# EXERCISE PROMPT
Identify and reproduce every line holding the string "Drag".

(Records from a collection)
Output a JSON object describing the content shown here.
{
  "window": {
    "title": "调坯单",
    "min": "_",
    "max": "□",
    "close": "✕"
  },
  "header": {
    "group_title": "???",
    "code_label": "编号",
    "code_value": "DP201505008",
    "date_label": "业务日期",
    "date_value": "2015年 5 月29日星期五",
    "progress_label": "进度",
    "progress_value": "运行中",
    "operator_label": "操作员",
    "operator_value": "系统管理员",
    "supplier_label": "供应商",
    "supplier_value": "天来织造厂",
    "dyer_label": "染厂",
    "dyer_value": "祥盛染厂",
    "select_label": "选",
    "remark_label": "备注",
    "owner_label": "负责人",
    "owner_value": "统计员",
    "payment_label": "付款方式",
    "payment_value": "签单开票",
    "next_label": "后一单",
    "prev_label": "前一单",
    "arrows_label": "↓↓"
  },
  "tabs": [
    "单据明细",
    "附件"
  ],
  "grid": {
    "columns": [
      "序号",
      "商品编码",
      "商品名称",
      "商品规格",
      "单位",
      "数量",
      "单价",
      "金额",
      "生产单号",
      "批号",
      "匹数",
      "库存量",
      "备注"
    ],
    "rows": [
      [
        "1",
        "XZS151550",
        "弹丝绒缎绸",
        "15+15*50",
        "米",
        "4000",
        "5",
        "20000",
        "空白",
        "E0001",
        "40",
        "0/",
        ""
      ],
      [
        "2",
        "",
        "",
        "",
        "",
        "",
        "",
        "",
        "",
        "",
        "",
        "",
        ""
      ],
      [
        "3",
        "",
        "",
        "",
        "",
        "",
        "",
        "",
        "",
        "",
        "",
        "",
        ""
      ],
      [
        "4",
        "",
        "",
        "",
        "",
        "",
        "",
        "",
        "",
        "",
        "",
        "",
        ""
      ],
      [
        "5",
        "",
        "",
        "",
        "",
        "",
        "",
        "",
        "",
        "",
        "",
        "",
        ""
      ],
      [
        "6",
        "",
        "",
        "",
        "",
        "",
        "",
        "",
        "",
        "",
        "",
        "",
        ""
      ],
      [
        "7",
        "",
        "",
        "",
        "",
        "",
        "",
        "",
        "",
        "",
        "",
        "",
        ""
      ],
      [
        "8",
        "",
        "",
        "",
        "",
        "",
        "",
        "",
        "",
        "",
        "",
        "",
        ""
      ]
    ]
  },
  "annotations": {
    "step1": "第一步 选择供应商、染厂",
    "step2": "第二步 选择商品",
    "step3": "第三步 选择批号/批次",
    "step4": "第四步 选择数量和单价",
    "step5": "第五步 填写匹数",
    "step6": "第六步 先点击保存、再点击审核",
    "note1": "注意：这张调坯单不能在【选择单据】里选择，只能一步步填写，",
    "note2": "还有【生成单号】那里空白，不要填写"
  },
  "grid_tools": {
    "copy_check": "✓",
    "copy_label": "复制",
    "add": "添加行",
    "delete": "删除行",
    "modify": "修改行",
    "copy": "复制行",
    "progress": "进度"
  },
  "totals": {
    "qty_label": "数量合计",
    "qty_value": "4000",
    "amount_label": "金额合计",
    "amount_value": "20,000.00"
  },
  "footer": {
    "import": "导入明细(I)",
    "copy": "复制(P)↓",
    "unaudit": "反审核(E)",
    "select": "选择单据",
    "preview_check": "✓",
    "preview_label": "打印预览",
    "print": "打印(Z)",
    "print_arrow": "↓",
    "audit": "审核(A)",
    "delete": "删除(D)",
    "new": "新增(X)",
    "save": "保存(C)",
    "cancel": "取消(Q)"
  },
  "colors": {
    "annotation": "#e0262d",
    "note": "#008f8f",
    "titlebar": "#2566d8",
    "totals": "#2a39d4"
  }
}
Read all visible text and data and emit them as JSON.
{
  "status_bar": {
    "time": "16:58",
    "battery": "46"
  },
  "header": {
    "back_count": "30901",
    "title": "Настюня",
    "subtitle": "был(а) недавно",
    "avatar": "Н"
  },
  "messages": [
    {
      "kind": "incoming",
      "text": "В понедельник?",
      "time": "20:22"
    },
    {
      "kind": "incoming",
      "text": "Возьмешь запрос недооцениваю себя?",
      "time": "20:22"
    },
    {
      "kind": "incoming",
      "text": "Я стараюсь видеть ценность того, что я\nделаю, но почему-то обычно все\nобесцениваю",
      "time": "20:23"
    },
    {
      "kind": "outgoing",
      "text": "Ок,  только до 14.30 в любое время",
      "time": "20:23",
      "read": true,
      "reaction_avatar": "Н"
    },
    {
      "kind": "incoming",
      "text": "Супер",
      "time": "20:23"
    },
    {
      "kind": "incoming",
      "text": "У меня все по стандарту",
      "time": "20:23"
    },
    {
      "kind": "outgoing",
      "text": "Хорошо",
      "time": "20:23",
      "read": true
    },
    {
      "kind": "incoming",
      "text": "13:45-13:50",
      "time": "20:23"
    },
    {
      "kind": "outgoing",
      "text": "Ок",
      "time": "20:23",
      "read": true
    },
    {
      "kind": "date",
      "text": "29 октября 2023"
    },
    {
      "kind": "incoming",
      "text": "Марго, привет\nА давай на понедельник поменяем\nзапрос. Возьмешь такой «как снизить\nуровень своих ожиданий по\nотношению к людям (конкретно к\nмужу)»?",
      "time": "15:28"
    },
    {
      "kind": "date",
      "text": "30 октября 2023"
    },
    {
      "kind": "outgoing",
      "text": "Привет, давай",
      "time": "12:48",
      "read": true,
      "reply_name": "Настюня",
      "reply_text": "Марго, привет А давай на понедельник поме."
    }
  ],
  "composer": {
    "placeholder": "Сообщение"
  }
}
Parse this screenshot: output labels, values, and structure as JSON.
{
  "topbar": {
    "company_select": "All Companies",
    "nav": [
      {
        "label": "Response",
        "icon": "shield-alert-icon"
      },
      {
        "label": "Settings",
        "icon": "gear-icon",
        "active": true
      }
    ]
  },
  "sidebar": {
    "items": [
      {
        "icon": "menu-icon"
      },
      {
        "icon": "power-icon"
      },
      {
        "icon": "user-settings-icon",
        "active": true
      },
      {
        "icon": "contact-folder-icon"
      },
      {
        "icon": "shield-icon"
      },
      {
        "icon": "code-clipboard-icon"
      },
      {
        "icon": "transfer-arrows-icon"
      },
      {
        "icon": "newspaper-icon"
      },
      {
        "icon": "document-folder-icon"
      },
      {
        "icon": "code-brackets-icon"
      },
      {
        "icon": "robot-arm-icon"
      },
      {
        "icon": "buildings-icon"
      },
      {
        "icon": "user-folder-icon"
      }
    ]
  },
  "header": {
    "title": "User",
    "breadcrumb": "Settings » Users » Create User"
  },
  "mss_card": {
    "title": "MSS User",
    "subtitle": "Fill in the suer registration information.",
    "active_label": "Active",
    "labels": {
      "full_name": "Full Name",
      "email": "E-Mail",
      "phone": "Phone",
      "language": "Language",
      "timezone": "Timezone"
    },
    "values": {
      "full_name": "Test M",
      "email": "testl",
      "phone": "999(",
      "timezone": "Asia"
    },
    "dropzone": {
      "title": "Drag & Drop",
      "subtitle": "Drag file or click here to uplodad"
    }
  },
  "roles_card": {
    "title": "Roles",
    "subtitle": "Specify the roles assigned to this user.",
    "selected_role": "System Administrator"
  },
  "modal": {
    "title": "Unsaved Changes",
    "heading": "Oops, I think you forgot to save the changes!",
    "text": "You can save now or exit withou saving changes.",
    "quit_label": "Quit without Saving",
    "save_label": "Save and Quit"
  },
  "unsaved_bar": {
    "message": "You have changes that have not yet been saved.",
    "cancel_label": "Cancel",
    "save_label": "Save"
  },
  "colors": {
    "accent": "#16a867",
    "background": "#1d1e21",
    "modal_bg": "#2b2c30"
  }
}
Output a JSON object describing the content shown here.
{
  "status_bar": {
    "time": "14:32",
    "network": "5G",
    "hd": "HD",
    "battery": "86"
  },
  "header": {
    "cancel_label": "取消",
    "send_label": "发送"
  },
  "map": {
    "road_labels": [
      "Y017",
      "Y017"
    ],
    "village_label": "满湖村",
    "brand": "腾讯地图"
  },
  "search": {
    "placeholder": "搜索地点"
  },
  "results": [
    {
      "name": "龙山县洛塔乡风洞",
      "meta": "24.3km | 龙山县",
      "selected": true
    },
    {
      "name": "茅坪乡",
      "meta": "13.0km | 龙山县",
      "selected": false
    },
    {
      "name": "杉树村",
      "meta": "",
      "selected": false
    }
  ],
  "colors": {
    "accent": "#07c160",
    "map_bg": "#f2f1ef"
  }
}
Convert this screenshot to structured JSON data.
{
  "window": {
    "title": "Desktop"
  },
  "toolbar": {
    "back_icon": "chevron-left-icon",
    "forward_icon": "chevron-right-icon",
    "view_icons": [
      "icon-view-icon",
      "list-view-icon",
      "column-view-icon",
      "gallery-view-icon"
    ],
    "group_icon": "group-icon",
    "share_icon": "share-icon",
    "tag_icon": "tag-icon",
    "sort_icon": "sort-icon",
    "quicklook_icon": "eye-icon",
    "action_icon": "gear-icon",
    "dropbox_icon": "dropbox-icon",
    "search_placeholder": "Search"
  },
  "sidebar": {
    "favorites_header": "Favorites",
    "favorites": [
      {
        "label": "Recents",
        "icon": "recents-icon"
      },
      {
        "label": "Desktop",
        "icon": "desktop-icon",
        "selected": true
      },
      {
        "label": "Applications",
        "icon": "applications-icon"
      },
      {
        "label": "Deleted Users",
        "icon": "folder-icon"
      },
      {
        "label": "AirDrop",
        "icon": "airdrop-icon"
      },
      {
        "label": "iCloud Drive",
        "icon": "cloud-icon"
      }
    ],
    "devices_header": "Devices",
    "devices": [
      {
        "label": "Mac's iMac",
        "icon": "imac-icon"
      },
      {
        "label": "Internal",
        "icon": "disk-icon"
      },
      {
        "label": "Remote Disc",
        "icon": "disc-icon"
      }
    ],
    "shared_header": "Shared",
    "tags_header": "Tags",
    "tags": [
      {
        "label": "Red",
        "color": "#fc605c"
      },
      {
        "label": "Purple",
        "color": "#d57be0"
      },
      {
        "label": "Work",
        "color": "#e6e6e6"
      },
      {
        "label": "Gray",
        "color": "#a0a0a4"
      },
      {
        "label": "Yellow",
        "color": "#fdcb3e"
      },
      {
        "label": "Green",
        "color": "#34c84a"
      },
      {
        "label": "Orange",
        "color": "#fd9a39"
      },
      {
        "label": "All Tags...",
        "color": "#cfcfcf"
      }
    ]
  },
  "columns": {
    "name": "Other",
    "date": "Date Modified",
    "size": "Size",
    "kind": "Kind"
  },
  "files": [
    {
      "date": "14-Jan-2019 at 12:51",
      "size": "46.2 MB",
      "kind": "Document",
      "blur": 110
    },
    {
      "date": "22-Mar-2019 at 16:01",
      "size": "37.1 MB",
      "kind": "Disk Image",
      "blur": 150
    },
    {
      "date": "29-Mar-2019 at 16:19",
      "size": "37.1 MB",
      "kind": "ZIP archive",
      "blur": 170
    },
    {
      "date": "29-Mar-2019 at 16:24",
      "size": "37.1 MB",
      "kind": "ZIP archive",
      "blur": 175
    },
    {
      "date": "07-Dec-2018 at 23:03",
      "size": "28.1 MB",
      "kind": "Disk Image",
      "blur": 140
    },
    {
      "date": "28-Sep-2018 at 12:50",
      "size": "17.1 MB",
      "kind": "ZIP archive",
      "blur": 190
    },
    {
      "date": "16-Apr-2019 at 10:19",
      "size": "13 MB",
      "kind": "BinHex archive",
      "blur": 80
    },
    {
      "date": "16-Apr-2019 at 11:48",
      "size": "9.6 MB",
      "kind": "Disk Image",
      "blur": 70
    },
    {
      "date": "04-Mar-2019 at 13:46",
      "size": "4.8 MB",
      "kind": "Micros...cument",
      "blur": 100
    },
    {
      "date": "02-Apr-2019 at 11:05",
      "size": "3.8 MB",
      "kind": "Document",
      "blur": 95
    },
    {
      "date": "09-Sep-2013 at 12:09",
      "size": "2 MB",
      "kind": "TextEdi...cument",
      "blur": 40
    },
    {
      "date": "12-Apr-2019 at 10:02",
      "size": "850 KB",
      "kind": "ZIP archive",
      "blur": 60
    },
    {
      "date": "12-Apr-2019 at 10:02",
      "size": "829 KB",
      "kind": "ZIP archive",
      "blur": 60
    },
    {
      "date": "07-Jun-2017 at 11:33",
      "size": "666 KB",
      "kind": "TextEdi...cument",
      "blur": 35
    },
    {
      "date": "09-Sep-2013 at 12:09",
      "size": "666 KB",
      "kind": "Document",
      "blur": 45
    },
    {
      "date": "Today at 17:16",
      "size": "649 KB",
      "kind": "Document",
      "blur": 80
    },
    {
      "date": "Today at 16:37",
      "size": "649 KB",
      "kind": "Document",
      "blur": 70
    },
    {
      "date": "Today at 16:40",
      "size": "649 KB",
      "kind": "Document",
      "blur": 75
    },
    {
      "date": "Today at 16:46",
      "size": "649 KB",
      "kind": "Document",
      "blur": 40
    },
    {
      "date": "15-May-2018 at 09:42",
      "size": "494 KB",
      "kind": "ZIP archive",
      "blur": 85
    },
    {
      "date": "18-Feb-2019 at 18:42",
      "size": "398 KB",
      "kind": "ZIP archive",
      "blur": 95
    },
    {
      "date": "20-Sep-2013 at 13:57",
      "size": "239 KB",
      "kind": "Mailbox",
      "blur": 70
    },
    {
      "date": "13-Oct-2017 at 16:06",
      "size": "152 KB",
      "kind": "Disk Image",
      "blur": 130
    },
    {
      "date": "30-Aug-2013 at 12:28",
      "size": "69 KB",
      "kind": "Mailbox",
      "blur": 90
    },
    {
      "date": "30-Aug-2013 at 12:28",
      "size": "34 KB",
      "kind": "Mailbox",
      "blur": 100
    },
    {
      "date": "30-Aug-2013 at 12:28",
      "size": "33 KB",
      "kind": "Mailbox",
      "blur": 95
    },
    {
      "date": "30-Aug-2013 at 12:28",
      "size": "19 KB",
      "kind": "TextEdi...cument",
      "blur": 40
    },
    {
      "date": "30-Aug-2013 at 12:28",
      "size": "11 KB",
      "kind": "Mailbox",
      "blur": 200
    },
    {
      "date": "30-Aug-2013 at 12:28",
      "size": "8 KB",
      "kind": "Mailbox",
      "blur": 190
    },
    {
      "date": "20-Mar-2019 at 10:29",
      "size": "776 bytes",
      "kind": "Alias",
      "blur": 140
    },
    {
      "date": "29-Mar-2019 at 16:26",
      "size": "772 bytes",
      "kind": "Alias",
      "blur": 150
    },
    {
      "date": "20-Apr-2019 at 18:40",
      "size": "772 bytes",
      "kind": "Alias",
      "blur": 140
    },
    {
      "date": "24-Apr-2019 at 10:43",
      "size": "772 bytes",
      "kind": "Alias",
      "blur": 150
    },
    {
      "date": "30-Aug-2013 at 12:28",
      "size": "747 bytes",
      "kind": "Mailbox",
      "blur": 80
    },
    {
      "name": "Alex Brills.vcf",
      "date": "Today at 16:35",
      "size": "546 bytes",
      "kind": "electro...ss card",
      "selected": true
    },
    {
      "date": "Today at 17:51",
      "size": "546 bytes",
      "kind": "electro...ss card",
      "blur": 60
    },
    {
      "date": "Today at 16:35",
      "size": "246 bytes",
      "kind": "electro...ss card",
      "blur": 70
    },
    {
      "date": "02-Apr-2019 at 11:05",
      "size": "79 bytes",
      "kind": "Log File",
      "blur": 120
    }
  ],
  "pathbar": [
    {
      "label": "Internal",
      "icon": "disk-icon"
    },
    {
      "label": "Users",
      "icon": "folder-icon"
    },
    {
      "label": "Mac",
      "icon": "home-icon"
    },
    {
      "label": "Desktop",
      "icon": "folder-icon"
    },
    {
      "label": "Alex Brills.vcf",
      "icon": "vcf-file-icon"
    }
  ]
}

# SOLUTION TO THIS EXERCISE
      "title": "Drag & Drop",
      "subtitle": "Drag file or click here to uplodad"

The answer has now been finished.